EXERCISE DIRECTIONS
Write out the material exactly, without any of its pictures.
— start EXCERPTED DATA —
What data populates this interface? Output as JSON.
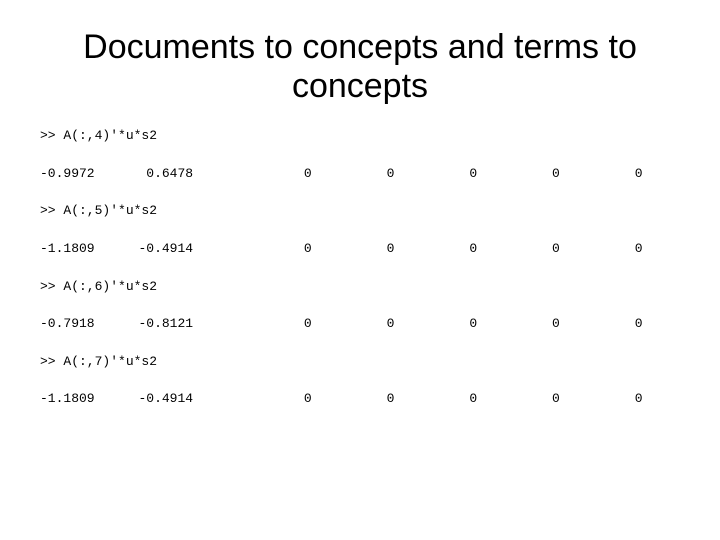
{
  "title": "Documents to concepts and terms to concepts",
  "blocks": [
    {
      "cmd": ">> A(:,4)'*u*s2",
      "a": "-0.9972",
      "b": " 0.6478",
      "z": [
        "0",
        "0",
        "0",
        "0",
        "0"
      ]
    },
    {
      "cmd": ">> A(:,5)'*u*s2",
      "a": "-1.1809",
      "b": "-0.4914",
      "z": [
        "0",
        "0",
        "0",
        "0",
        "0"
      ]
    },
    {
      "cmd": ">> A(:,6)'*u*s2",
      "a": "-0.7918",
      "b": "-0.8121",
      "z": [
        "0",
        "0",
        "0",
        "0",
        "0"
      ]
    },
    {
      "cmd": ">> A(:,7)'*u*s2",
      "a": "-1.1809",
      "b": "-0.4914",
      "z": [
        "0",
        "0",
        "0",
        "0",
        "0"
      ]
    }
  ]
}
— end EXCERPTED DATA —
COMPLETE RESPONSE
What data populates this interface? Output as JSON.
{
  "title": "Documents to concepts and terms to concepts",
  "blocks": [
    {
      "cmd": ">> A(:,4)'*u*s2",
      "a": "-0.9972",
      "b": " 0.6478",
      "z": [
        "0",
        "0",
        "0",
        "0",
        "0"
      ]
    },
    {
      "cmd": ">> A(:,5)'*u*s2",
      "a": "-1.1809",
      "b": "-0.4914",
      "z": [
        "0",
        "0",
        "0",
        "0",
        "0"
      ]
    },
    {
      "cmd": ">> A(:,6)'*u*s2",
      "a": "-0.7918",
      "b": "-0.8121",
      "z": [
        "0",
        "0",
        "0",
        "0",
        "0"
      ]
    },
    {
      "cmd": ">> A(:,7)'*u*s2",
      "a": "-1.1809",
      "b": "-0.4914",
      "z": [
        "0",
        "0",
        "0",
        "0",
        "0"
      ]
    }
  ]
}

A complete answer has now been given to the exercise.